> [To be done]
Every record below should be written out exactly; pictures stay out.

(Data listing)
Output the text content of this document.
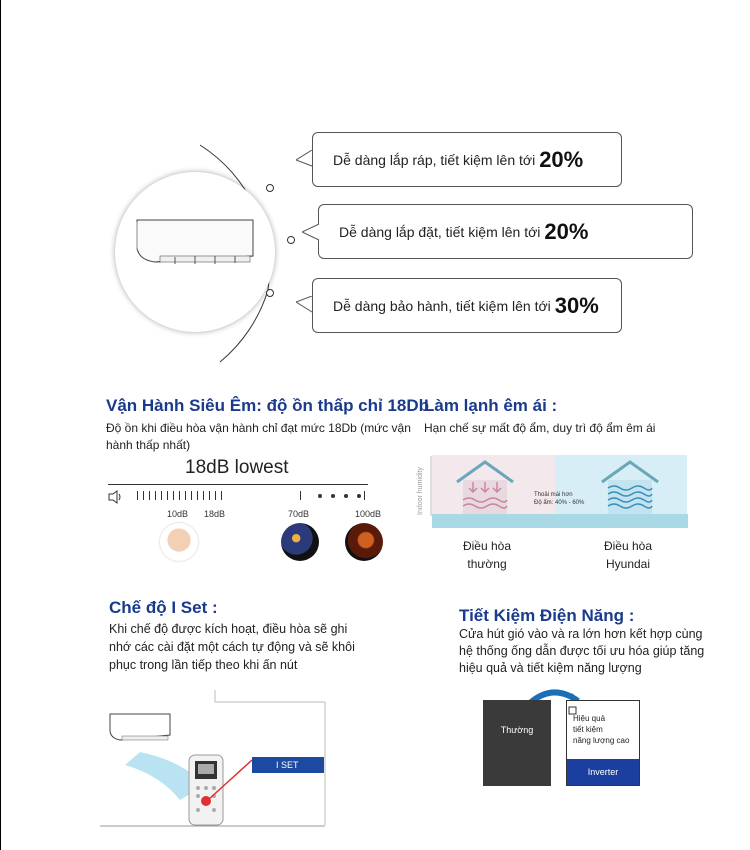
Dễ dàng lắp ráp, tiết kiệm lên tới 20%
Dễ dàng lắp đặt, tiết kiệm lên tới 20%
Dễ dàng bảo hành, tiết kiệm lên tới 30%
Vận Hành Siêu Êm: độ ồn thấp chỉ 18Db
Độ ồn khi điều hòa vận hành chỉ đạt mức 18Db (mức vận hành thấp nhất)
18dB lowest
10dB 18dB	70dB	100dB
Làm lạnh êm ái :
Hạn chế sự mất độ ẩm, duy trì độ ẩm êm ái
Indoor humidity	Thoải mái hơn
Độ ẩm: 40% - 60%
Điều hòa
thường
Điều hòa
Hyundai
Chế độ I Set :
Khi chế độ được kích hoạt, điều hòa sẽ ghi nhớ các cài đặt một cách tự động và sẽ khôi phục trong lần tiếp theo khi ấn nút
I SET
Tiết Kiệm Điện Năng :
Cửa hút gió vào và ra lớn hơn kết hợp cùng hệ thống ống dẫn được tối ưu hóa giúp tăng hiệu quả và tiết kiệm năng lượng
Thường
Hiệu quả
tiết kiệm
năng lượng cao
Inverter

> [Worked answer]
Output the text content of this document.
Dễ dàng lắp ráp, tiết kiệm lên tới 20%
Dễ dàng lắp đặt, tiết kiệm lên tới 20%
Dễ dàng bảo hành, tiết kiệm lên tới 30%
Vận Hành Siêu Êm: độ ồn thấp chỉ 18Db
Độ ồn khi điều hòa vận hành chỉ đạt mức 18Db (mức vận hành thấp nhất)
18dB lowest
10dB 18dB	70dB	100dB
Làm lạnh êm ái :
Hạn chế sự mất độ ẩm, duy trì độ ẩm êm ái
Indoor humidity	Thoải mái hơn
Độ ẩm: 40% - 60%
Điều hòa
thường
Điều hòa
Hyundai
Chế độ I Set :
Khi chế độ được kích hoạt, điều hòa sẽ ghi nhớ các cài đặt một cách tự động và sẽ khôi phục trong lần tiếp theo khi ấn nút
I SET
Tiết Kiệm Điện Năng :
Cửa hút gió vào và ra lớn hơn kết hợp cùng hệ thống ống dẫn được tối ưu hóa giúp tăng hiệu quả và tiết kiệm năng lượng
Thường
Hiệu quả
tiết kiệm
năng lượng cao
Inverter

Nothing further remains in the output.